# [PROBLEM DETAILS]
Give an exact transcription of every line, dropping the images.

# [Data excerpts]
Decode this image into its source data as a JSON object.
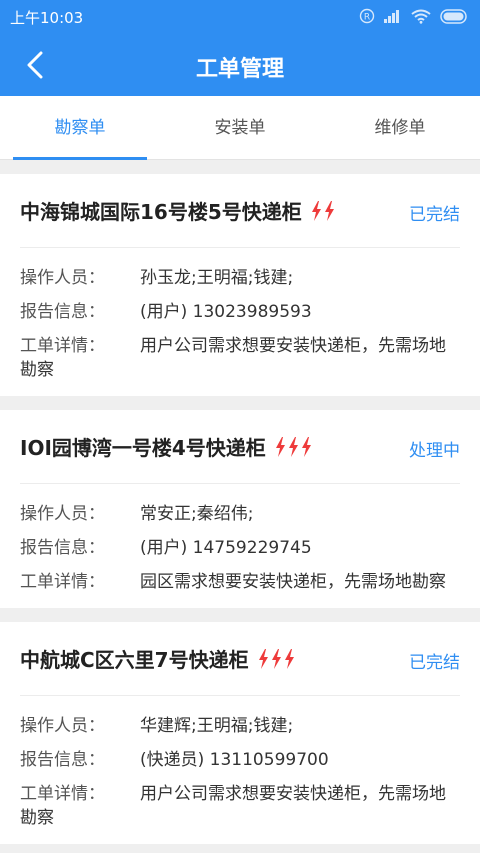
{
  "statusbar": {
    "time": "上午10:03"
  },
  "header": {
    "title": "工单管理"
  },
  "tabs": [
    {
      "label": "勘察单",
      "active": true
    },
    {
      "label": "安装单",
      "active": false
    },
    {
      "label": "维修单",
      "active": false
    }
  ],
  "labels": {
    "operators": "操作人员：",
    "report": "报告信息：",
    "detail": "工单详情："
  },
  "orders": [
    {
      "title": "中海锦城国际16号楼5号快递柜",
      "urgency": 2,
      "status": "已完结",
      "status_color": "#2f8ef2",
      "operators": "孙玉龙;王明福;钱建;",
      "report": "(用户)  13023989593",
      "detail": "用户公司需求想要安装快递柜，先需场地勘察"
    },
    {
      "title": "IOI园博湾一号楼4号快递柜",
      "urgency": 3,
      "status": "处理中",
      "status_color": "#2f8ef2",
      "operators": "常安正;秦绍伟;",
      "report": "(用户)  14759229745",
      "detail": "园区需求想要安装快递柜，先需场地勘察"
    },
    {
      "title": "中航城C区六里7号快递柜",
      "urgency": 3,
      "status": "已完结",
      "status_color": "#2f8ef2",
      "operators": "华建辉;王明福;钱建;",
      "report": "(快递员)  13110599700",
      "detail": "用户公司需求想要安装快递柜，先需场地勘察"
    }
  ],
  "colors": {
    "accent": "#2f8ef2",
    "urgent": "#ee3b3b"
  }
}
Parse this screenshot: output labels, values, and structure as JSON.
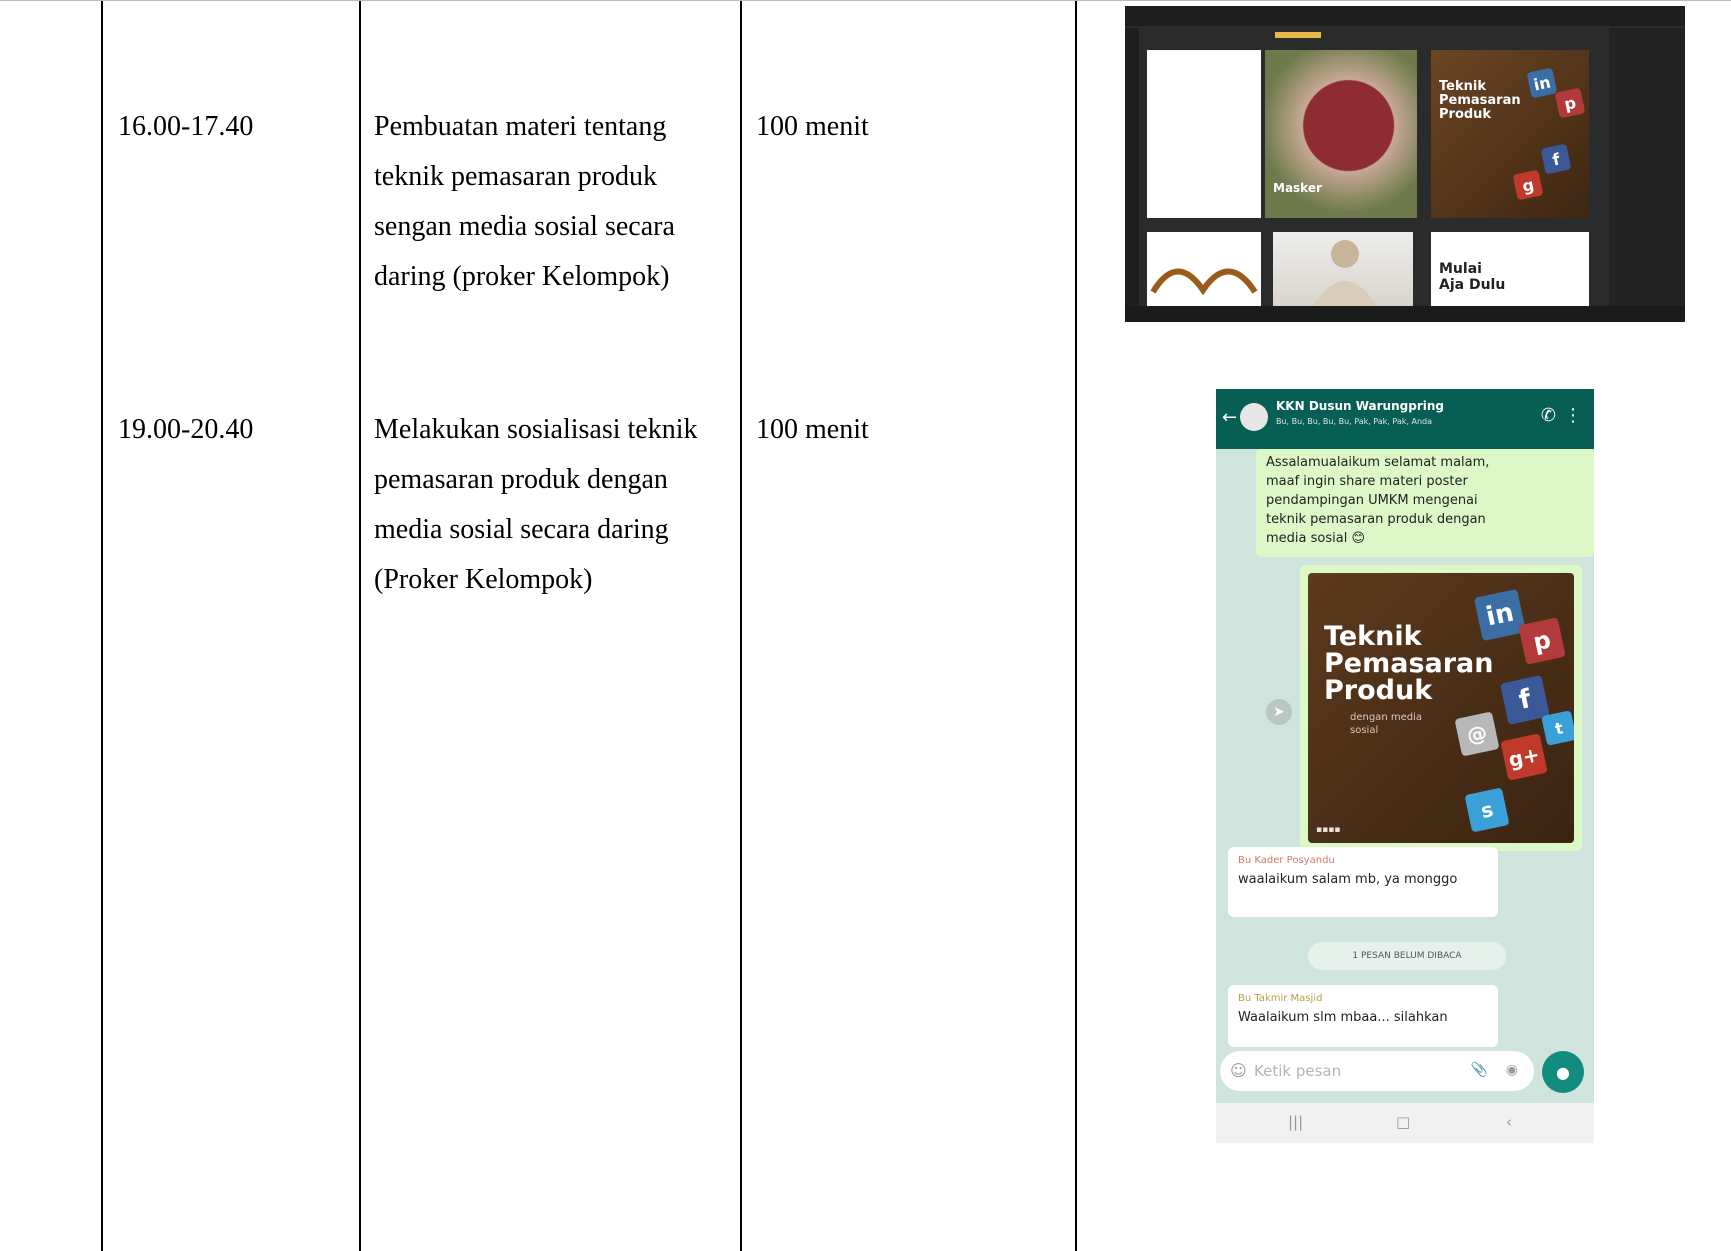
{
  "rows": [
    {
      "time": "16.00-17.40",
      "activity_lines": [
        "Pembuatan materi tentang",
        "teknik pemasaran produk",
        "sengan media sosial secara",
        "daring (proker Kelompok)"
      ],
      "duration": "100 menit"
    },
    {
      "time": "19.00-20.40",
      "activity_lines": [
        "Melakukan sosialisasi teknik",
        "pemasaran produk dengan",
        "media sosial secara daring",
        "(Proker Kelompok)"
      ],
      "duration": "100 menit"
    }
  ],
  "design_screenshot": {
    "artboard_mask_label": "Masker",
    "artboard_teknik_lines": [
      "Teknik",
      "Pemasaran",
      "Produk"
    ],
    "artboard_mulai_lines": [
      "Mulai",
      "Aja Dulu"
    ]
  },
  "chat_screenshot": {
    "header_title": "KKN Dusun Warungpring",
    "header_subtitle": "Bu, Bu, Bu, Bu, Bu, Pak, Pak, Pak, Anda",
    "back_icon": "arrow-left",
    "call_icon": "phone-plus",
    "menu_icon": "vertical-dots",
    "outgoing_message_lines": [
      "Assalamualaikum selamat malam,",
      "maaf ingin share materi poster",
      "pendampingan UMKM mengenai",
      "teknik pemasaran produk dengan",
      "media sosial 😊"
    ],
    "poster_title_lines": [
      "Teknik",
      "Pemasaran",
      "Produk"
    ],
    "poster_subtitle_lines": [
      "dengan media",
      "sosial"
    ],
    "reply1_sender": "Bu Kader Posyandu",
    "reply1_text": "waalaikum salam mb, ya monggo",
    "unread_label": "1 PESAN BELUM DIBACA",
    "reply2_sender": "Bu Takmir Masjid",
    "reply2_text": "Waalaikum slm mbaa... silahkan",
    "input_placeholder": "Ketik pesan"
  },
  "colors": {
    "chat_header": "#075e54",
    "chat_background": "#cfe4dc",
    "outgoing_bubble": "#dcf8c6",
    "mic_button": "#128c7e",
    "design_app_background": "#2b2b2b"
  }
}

# [TASK RESPONSE]
Decode this image into its source data as a JSON object.
{
  "statusbar": {
    "time": "上午10:03"
  },
  "header": {
    "title": "工单管理"
  },
  "tabs": [
    {
      "label": "勘察单",
      "active": true
    },
    {
      "label": "安装单",
      "active": false
    },
    {
      "label": "维修单",
      "active": false
    }
  ],
  "labels": {
    "operators": "操作人员：",
    "report": "报告信息：",
    "detail": "工单详情："
  },
  "orders": [
    {
      "title": "中海锦城国际16号楼5号快递柜",
      "urgency": 2,
      "status": "已完结",
      "status_color": "#2f8ef2",
      "operators": "孙玉龙;王明福;钱建;",
      "report": "(用户)  13023989593",
      "detail": "用户公司需求想要安装快递柜，先需场地勘察"
    },
    {
      "title": "IOI园博湾一号楼4号快递柜",
      "urgency": 3,
      "status": "处理中",
      "status_color": "#2f8ef2",
      "operators": "常安正;秦绍伟;",
      "report": "(用户)  14759229745",
      "detail": "园区需求想要安装快递柜，先需场地勘察"
    },
    {
      "title": "中航城C区六里7号快递柜",
      "urgency": 3,
      "status": "已完结",
      "status_color": "#2f8ef2",
      "operators": "华建辉;王明福;钱建;",
      "report": "(快递员)  13110599700",
      "detail": "用户公司需求想要安装快递柜，先需场地勘察"
    }
  ],
  "colors": {
    "accent": "#2f8ef2",
    "urgent": "#ee3b3b"
  }
}
Parse this screenshot: output labels, values, and structure as JSON.
{
  "rows": [
    {
      "time": "16.00-17.40",
      "activity_lines": [
        "Pembuatan materi tentang",
        "teknik pemasaran produk",
        "sengan media sosial secara",
        "daring (proker Kelompok)"
      ],
      "duration": "100 menit"
    },
    {
      "time": "19.00-20.40",
      "activity_lines": [
        "Melakukan sosialisasi teknik",
        "pemasaran produk dengan",
        "media sosial secara daring",
        "(Proker Kelompok)"
      ],
      "duration": "100 menit"
    }
  ],
  "design_screenshot": {
    "artboard_mask_label": "Masker",
    "artboard_teknik_lines": [
      "Teknik",
      "Pemasaran",
      "Produk"
    ],
    "artboard_mulai_lines": [
      "Mulai",
      "Aja Dulu"
    ]
  },
  "chat_screenshot": {
    "header_title": "KKN Dusun Warungpring",
    "header_subtitle": "Bu, Bu, Bu, Bu, Bu, Pak, Pak, Pak, Anda",
    "back_icon": "arrow-left",
    "call_icon": "phone-plus",
    "menu_icon": "vertical-dots",
    "outgoing_message_lines": [
      "Assalamualaikum selamat malam,",
      "maaf ingin share materi poster",
      "pendampingan UMKM mengenai",
      "teknik pemasaran produk dengan",
      "media sosial 😊"
    ],
    "poster_title_lines": [
      "Teknik",
      "Pemasaran",
      "Produk"
    ],
    "poster_subtitle_lines": [
      "dengan media",
      "sosial"
    ],
    "reply1_sender": "Bu Kader Posyandu",
    "reply1_text": "waalaikum salam mb, ya monggo",
    "unread_label": "1 PESAN BELUM DIBACA",
    "reply2_sender": "Bu Takmir Masjid",
    "reply2_text": "Waalaikum slm mbaa... silahkan",
    "input_placeholder": "Ketik pesan"
  },
  "colors": {
    "chat_header": "#075e54",
    "chat_background": "#cfe4dc",
    "outgoing_bubble": "#dcf8c6",
    "mic_button": "#128c7e",
    "design_app_background": "#2b2b2b"
  }
}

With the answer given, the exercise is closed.